WHAT THE TASK REQUIRES: Skip the pictures. Transcribe the rest of the data below without changing a word.

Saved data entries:
++++++++++++++++++++
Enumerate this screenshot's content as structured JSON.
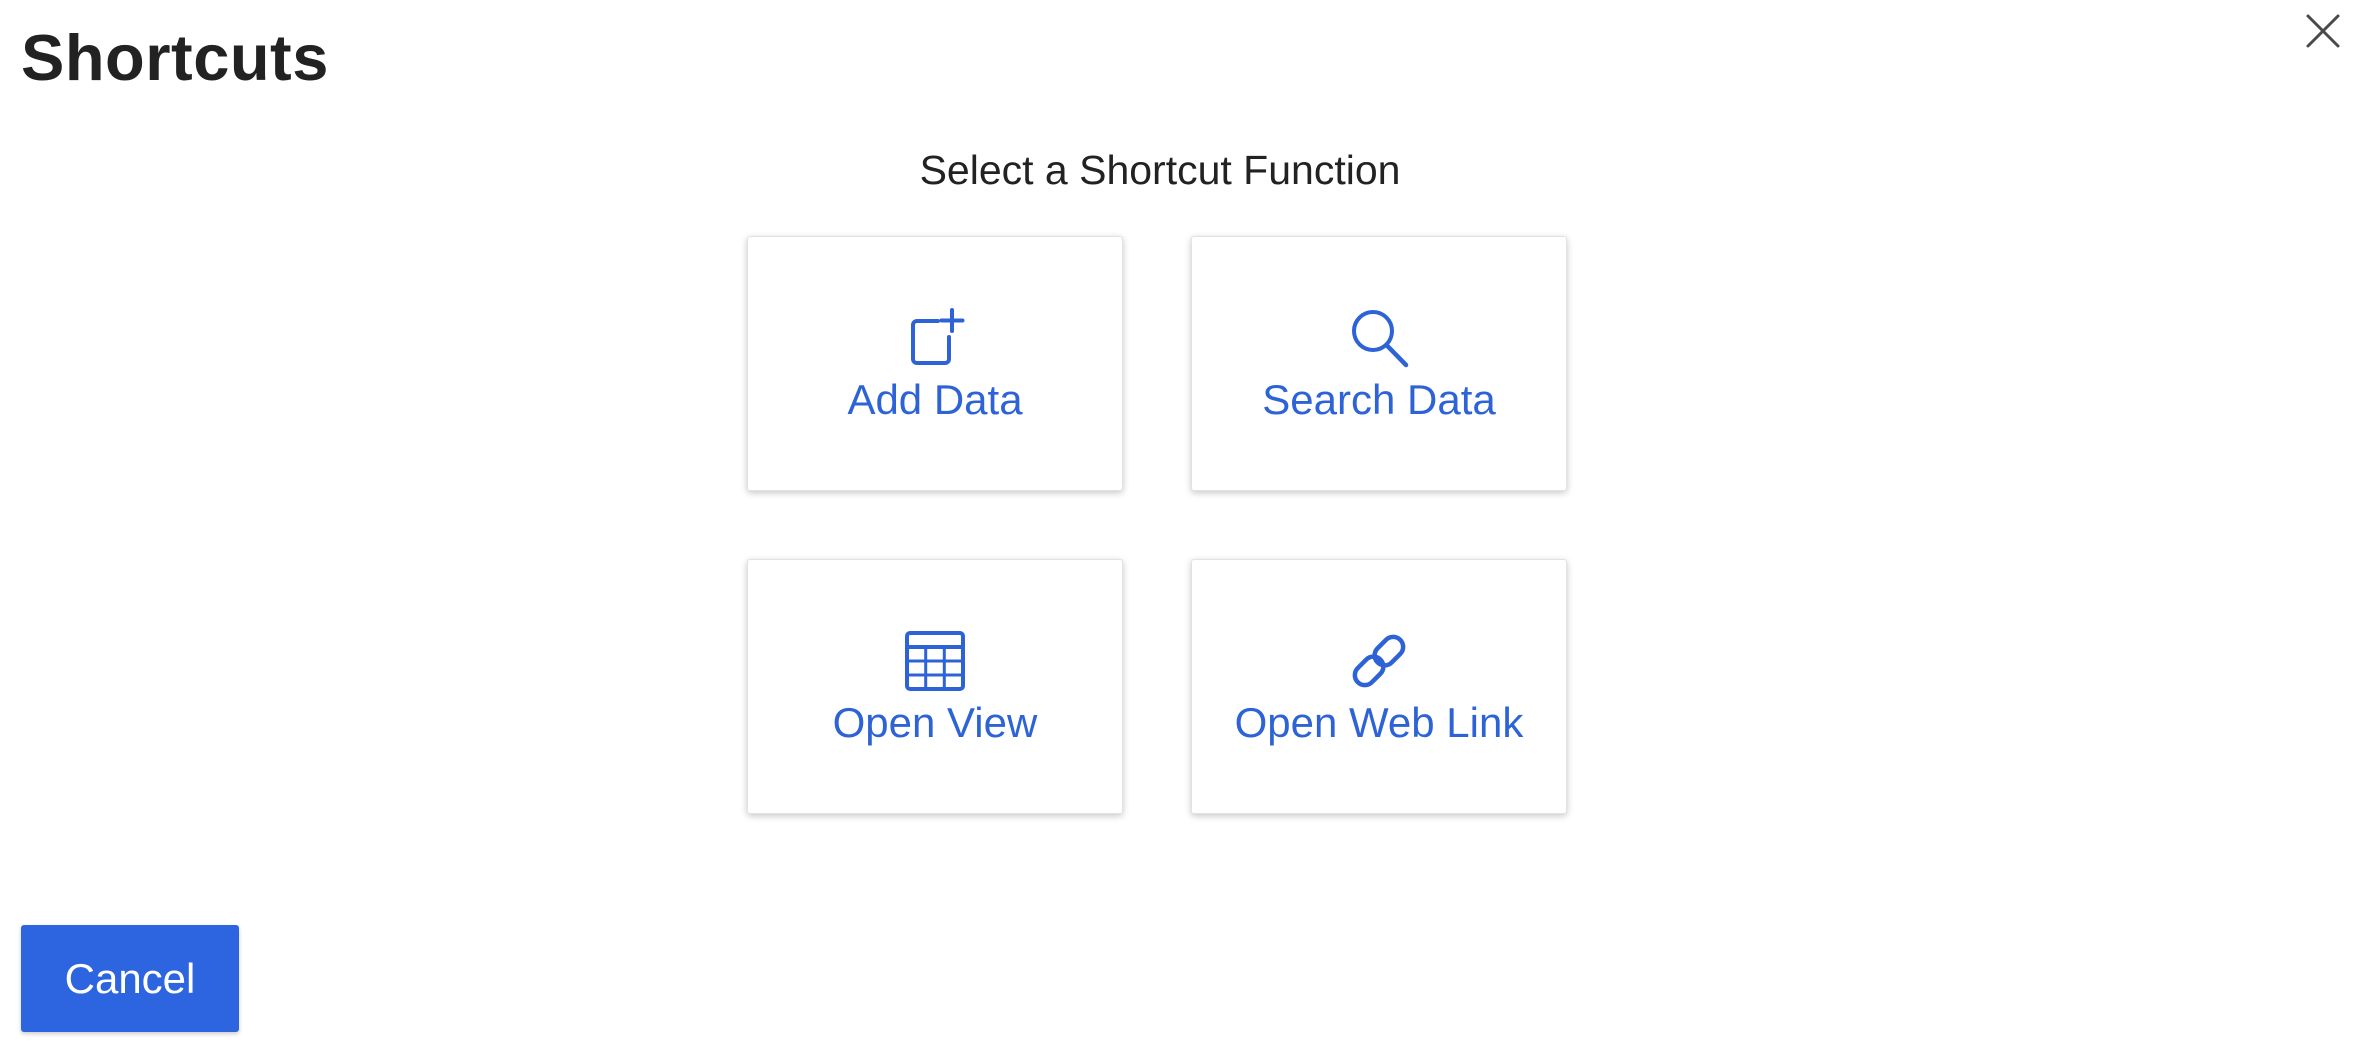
{
  "dialog": {
    "title": "Shortcuts",
    "subtitle": "Select a Shortcut Function",
    "close_icon": "close-icon"
  },
  "shortcuts": [
    {
      "label": "Add Data",
      "icon": "add-square-icon"
    },
    {
      "label": "Search Data",
      "icon": "search-icon"
    },
    {
      "label": "Open View",
      "icon": "table-grid-icon"
    },
    {
      "label": "Open Web Link",
      "icon": "link-icon"
    }
  ],
  "footer": {
    "cancel_label": "Cancel"
  },
  "colors": {
    "accent": "#2d63d6",
    "button_bg": "#2d65e0",
    "title_text": "#222222"
  }
}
++++++++++++++++++++
CORRECT RESPONSE:
Enumerate this screenshot's content as structured JSON.
{
  "dialog": {
    "title": "Shortcuts",
    "subtitle": "Select a Shortcut Function",
    "close_icon": "close-icon"
  },
  "shortcuts": [
    {
      "label": "Add Data",
      "icon": "add-square-icon"
    },
    {
      "label": "Search Data",
      "icon": "search-icon"
    },
    {
      "label": "Open View",
      "icon": "table-grid-icon"
    },
    {
      "label": "Open Web Link",
      "icon": "link-icon"
    }
  ],
  "footer": {
    "cancel_label": "Cancel"
  },
  "colors": {
    "accent": "#2d63d6",
    "button_bg": "#2d65e0",
    "title_text": "#222222"
  }
}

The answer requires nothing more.